**Prompt**: In the copy, include every entry exactly but none of the pictures.

**** Provided records

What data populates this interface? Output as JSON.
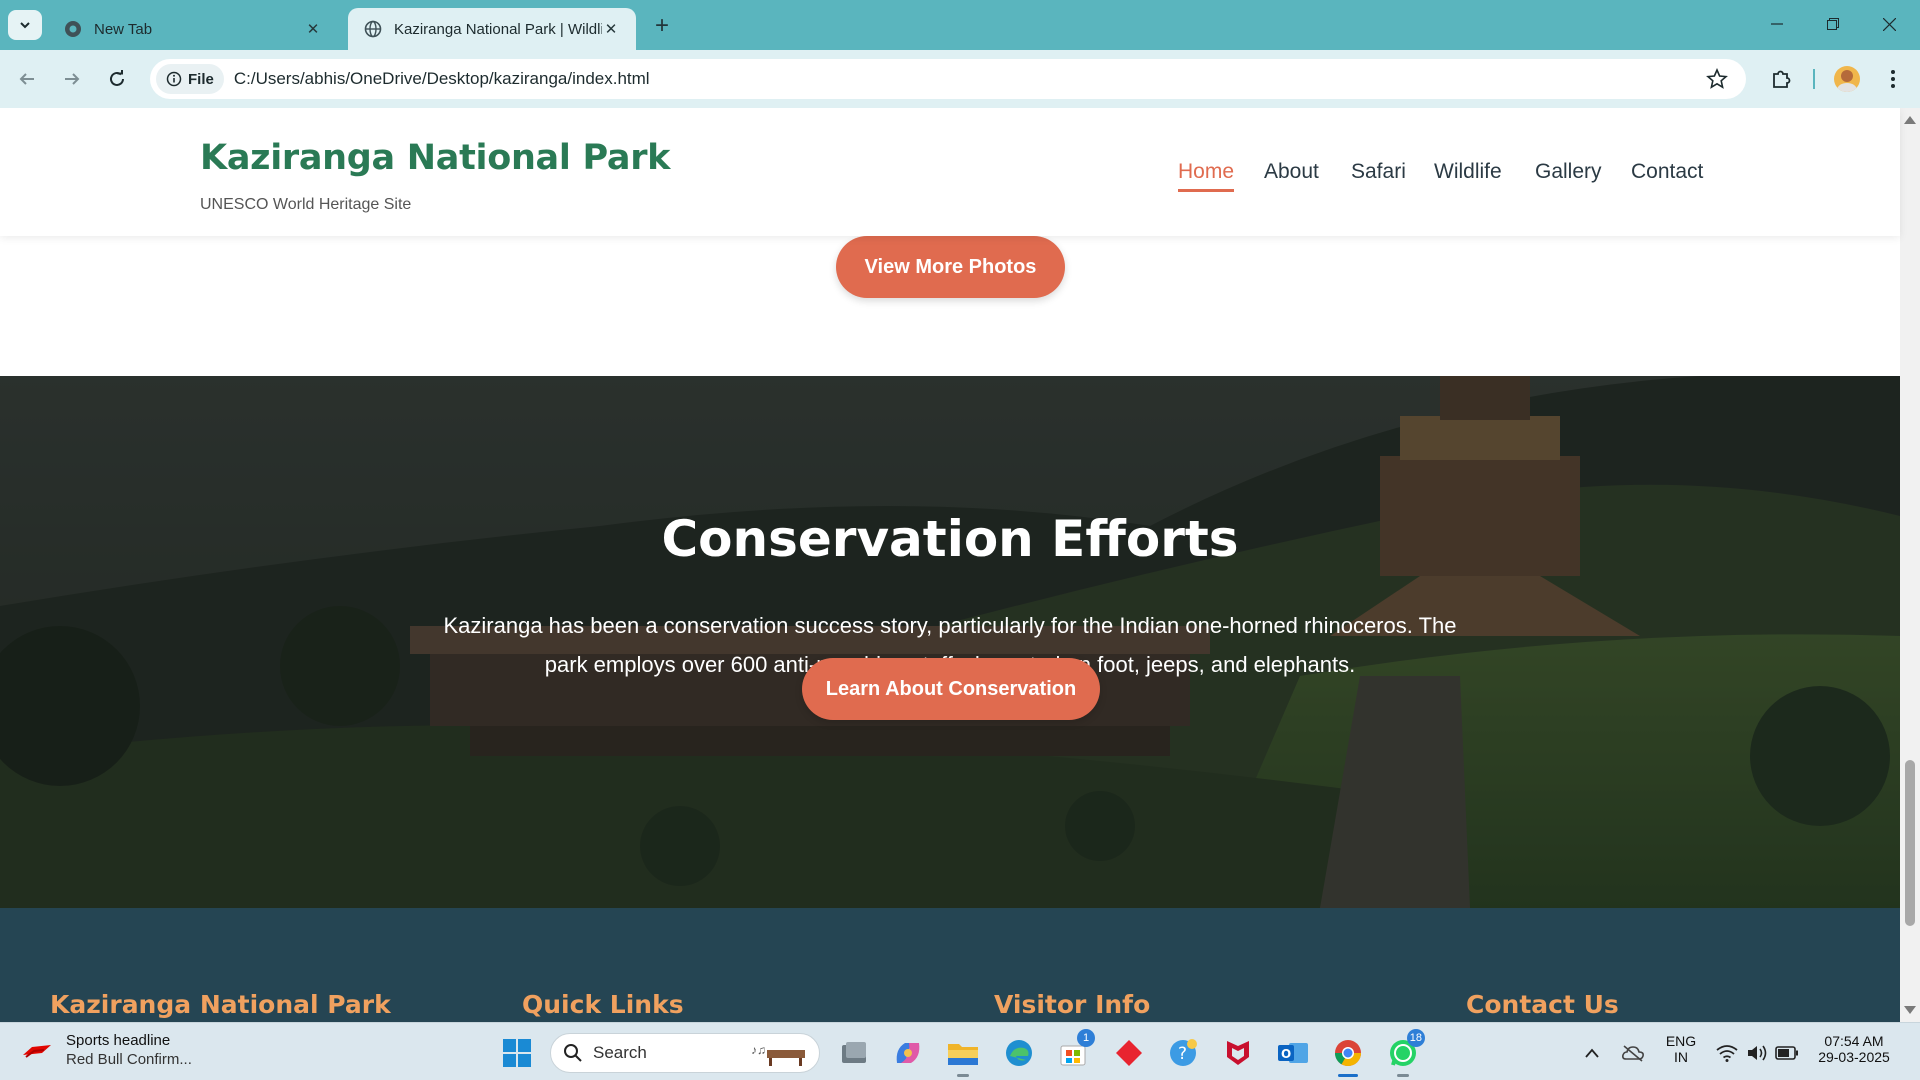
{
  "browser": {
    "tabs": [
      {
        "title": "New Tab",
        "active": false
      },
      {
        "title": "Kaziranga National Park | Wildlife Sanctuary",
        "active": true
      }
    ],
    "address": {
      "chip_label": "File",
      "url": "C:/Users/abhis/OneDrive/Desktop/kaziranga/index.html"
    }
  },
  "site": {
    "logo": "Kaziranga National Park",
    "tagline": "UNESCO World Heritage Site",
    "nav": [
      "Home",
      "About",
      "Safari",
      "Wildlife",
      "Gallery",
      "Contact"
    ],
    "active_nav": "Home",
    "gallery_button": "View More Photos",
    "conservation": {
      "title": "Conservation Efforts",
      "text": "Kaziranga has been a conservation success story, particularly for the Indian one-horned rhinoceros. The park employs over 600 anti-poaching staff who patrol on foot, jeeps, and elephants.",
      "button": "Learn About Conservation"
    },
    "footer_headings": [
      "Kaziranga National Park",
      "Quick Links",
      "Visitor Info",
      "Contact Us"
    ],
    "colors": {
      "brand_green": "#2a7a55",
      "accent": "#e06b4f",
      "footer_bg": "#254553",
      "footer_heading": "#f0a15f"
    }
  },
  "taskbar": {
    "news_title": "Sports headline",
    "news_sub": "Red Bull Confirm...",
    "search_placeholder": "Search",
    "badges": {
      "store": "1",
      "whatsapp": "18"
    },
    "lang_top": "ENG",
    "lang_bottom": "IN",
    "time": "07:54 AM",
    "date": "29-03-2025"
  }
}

********

**Output for this task**:
What data populates this interface? Output as JSON.
{
  "browser": {
    "tabs": [
      {
        "title": "New Tab",
        "active": false
      },
      {
        "title": "Kaziranga National Park | Wildlife Sanctuary",
        "active": true
      }
    ],
    "address": {
      "chip_label": "File",
      "url": "C:/Users/abhis/OneDrive/Desktop/kaziranga/index.html"
    }
  },
  "site": {
    "logo": "Kaziranga National Park",
    "tagline": "UNESCO World Heritage Site",
    "nav": [
      "Home",
      "About",
      "Safari",
      "Wildlife",
      "Gallery",
      "Contact"
    ],
    "active_nav": "Home",
    "gallery_button": "View More Photos",
    "conservation": {
      "title": "Conservation Efforts",
      "text": "Kaziranga has been a conservation success story, particularly for the Indian one-horned rhinoceros. The park employs over 600 anti-poaching staff who patrol on foot, jeeps, and elephants.",
      "button": "Learn About Conservation"
    },
    "footer_headings": [
      "Kaziranga National Park",
      "Quick Links",
      "Visitor Info",
      "Contact Us"
    ],
    "colors": {
      "brand_green": "#2a7a55",
      "accent": "#e06b4f",
      "footer_bg": "#254553",
      "footer_heading": "#f0a15f"
    }
  },
  "taskbar": {
    "news_title": "Sports headline",
    "news_sub": "Red Bull Confirm...",
    "search_placeholder": "Search",
    "badges": {
      "store": "1",
      "whatsapp": "18"
    },
    "lang_top": "ENG",
    "lang_bottom": "IN",
    "time": "07:54 AM",
    "date": "29-03-2025"
  }
}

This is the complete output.